• [THE PROBLEM]:
Print the records again, character for character.

• [RECORDS PROVIDED]:

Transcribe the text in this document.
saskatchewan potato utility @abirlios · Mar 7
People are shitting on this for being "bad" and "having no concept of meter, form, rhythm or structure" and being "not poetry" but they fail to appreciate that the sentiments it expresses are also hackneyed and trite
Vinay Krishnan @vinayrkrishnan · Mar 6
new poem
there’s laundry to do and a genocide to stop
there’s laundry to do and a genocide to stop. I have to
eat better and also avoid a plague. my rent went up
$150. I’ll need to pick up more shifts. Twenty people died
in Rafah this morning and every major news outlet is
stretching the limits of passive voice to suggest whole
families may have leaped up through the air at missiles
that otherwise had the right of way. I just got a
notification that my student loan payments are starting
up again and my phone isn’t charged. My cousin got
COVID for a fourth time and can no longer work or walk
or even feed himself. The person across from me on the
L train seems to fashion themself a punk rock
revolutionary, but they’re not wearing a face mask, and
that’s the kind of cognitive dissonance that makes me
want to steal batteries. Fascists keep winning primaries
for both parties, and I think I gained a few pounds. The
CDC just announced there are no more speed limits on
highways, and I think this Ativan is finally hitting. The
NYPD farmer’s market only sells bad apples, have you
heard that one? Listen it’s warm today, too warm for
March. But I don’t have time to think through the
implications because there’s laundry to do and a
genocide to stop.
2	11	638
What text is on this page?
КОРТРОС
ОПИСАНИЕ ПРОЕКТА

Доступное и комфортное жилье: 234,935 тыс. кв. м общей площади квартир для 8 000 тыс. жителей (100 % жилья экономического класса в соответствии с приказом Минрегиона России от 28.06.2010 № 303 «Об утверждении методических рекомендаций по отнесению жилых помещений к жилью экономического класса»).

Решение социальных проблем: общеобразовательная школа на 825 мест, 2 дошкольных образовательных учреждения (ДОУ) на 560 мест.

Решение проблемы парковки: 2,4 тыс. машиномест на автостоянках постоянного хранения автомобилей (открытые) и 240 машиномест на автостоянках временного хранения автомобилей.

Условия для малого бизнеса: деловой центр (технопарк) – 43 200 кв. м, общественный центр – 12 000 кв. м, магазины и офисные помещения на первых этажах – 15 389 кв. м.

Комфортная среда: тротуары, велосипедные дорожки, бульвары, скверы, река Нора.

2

• [FULL SOLUTION]:
Transcribe the text in this document.
saskatchewan potato utility @abirlios · Mar 7
People are shitting on this for being "bad" and "having no concept of meter, form, rhythm or structure" and being "not poetry" but they fail to appreciate that the sentiments it expresses are also hackneyed and trite
Vinay Krishnan @vinayrkrishnan · Mar 6
new poem
there’s laundry to do and a genocide to stop
there’s laundry to do and a genocide to stop. I have to
eat better and also avoid a plague. my rent went up
$150. I’ll need to pick up more shifts. Twenty people died
in Rafah this morning and every major news outlet is
stretching the limits of passive voice to suggest whole
families may have leaped up through the air at missiles
that otherwise had the right of way. I just got a
notification that my student loan payments are starting
up again and my phone isn’t charged. My cousin got
COVID for a fourth time and can no longer work or walk
or even feed himself. The person across from me on the
L train seems to fashion themself a punk rock
revolutionary, but they’re not wearing a face mask, and
that’s the kind of cognitive dissonance that makes me
want to steal batteries. Fascists keep winning primaries
for both parties, and I think I gained a few pounds. The
CDC just announced there are no more speed limits on
highways, and I think this Ativan is finally hitting. The
NYPD farmer’s market only sells bad apples, have you
heard that one? Listen it’s warm today, too warm for
March. But I don’t have time to think through the
implications because there’s laundry to do and a
genocide to stop.
2	11	638
What text is on this page?
КОРТРОС
ОПИСАНИЕ ПРОЕКТА

Доступное и комфортное жилье: 234,935 тыс. кв. м общей площади квартир для 8 000 тыс. жителей (100 % жилья экономического класса в соответствии с приказом Минрегиона России от 28.06.2010 № 303 «Об утверждении методических рекомендаций по отнесению жилых помещений к жилью экономического класса»).

Решение социальных проблем: общеобразовательная школа на 825 мест, 2 дошкольных образовательных учреждения (ДОУ) на 560 мест.

Решение проблемы парковки: 2,4 тыс. машиномест на автостоянках постоянного хранения автомобилей (открытые) и 240 машиномест на автостоянках временного хранения автомобилей.

Условия для малого бизнеса: деловой центр (технопарк) – 43 200 кв. м, общественный центр – 12 000 кв. м, магазины и офисные помещения на первых этажах – 15 389 кв. м.

Комфортная среда: тротуары, велосипедные дорожки, бульвары, скверы, река Нора.

2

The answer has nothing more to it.